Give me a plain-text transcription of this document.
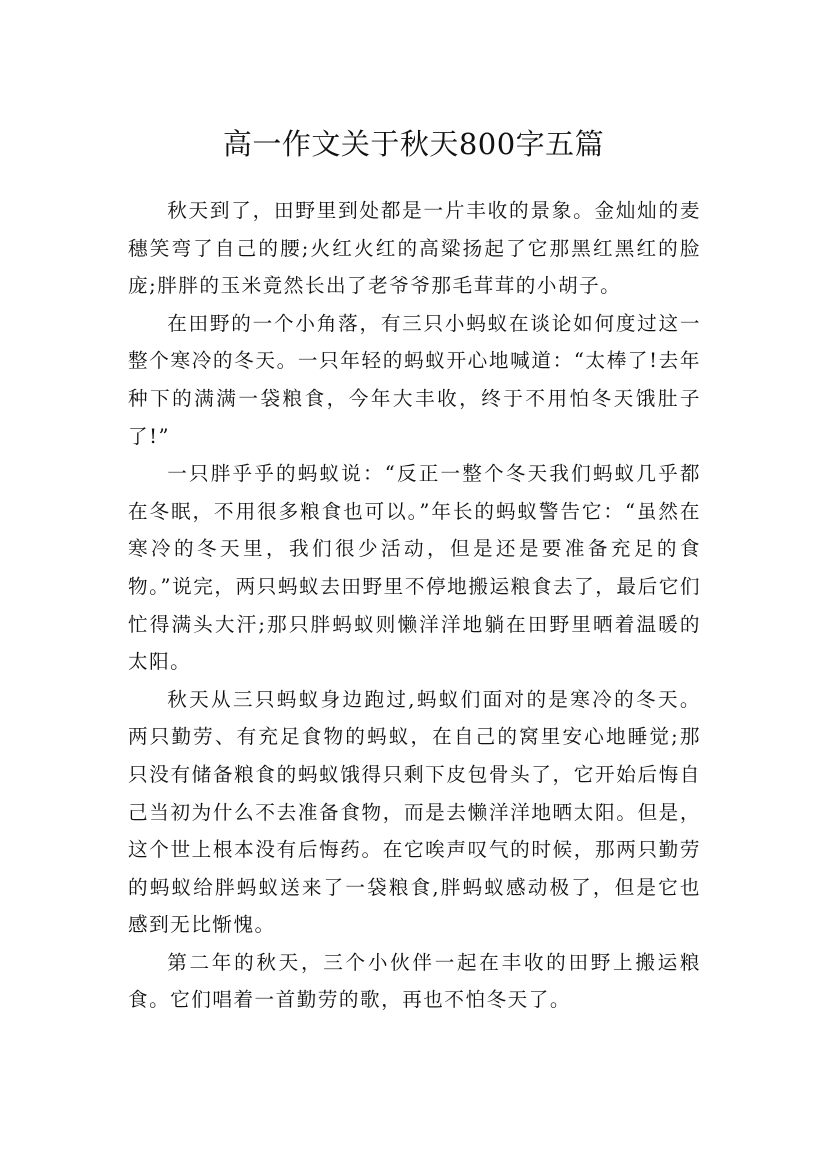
高一作文关于秋天800字五篇

秋天到了，田野里到处都是一片丰收的景象。金灿灿的麦穗笑弯了自己的腰;火红火红的高粱扬起了它那黑红黑红的脸庞;胖胖的玉米竟然长出了老爷爷那毛茸茸的小胡子。

在田野的一个小角落，有三只小蚂蚁在谈论如何度过这一整个寒冷的冬天。一只年轻的蚂蚁开心地喊道：“太棒了!去年种下的满满一袋粮食，今年大丰收，终于不用怕冬天饿肚子了!”

一只胖乎乎的蚂蚁说：“反正一整个冬天我们蚂蚁几乎都在冬眠，不用很多粮食也可以。”年长的蚂蚁警告它：“虽然在寒冷的冬天里，我们很少活动，但是还是要准备充足的食物。”说完，两只蚂蚁去田野里不停地搬运粮食去了，最后它们忙得满头大汗;那只胖蚂蚁则懒洋洋地躺在田野里晒着温暖的太阳。

秋天从三只蚂蚁身边跑过,蚂蚁们面对的是寒冷的冬天。两只勤劳、有充足食物的蚂蚁，在自己的窝里安心地睡觉;那只没有储备粮食的蚂蚁饿得只剩下皮包骨头了，它开始后悔自己当初为什么不去准备食物，而是去懒洋洋地晒太阳。但是，这个世上根本没有后悔药。在它唉声叹气的时候，那两只勤劳的蚂蚁给胖蚂蚁送来了一袋粮食,胖蚂蚁感动极了，但是它也感到无比惭愧。

第二年的秋天，三个小伙伴一起在丰收的田野上搬运粮食。它们唱着一首勤劳的歌，再也不怕冬天了。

☆ ☆ ☆ ☆

Short task>
Skip the pictures, then retype every line above exactly.

Completed exercise>
Give me a plain-text transcription of this document.
高一作文关于秋天800字五篇

秋天到了，田野里到处都是一片丰收的景象。金灿灿的麦穗笑弯了自己的腰;火红火红的高粱扬起了它那黑红黑红的脸庞;胖胖的玉米竟然长出了老爷爷那毛茸茸的小胡子。

在田野的一个小角落，有三只小蚂蚁在谈论如何度过这一整个寒冷的冬天。一只年轻的蚂蚁开心地喊道：“太棒了!去年种下的满满一袋粮食，今年大丰收，终于不用怕冬天饿肚子了!”

一只胖乎乎的蚂蚁说：“反正一整个冬天我们蚂蚁几乎都在冬眠，不用很多粮食也可以。”年长的蚂蚁警告它：“虽然在寒冷的冬天里，我们很少活动，但是还是要准备充足的食物。”说完，两只蚂蚁去田野里不停地搬运粮食去了，最后它们忙得满头大汗;那只胖蚂蚁则懒洋洋地躺在田野里晒着温暖的太阳。

秋天从三只蚂蚁身边跑过,蚂蚁们面对的是寒冷的冬天。两只勤劳、有充足食物的蚂蚁，在自己的窝里安心地睡觉;那只没有储备粮食的蚂蚁饿得只剩下皮包骨头了，它开始后悔自己当初为什么不去准备食物，而是去懒洋洋地晒太阳。但是，这个世上根本没有后悔药。在它唉声叹气的时候，那两只勤劳的蚂蚁给胖蚂蚁送来了一袋粮食,胖蚂蚁感动极了，但是它也感到无比惭愧。

第二年的秋天，三个小伙伴一起在丰收的田野上搬运粮食。它们唱着一首勤劳的歌，再也不怕冬天了。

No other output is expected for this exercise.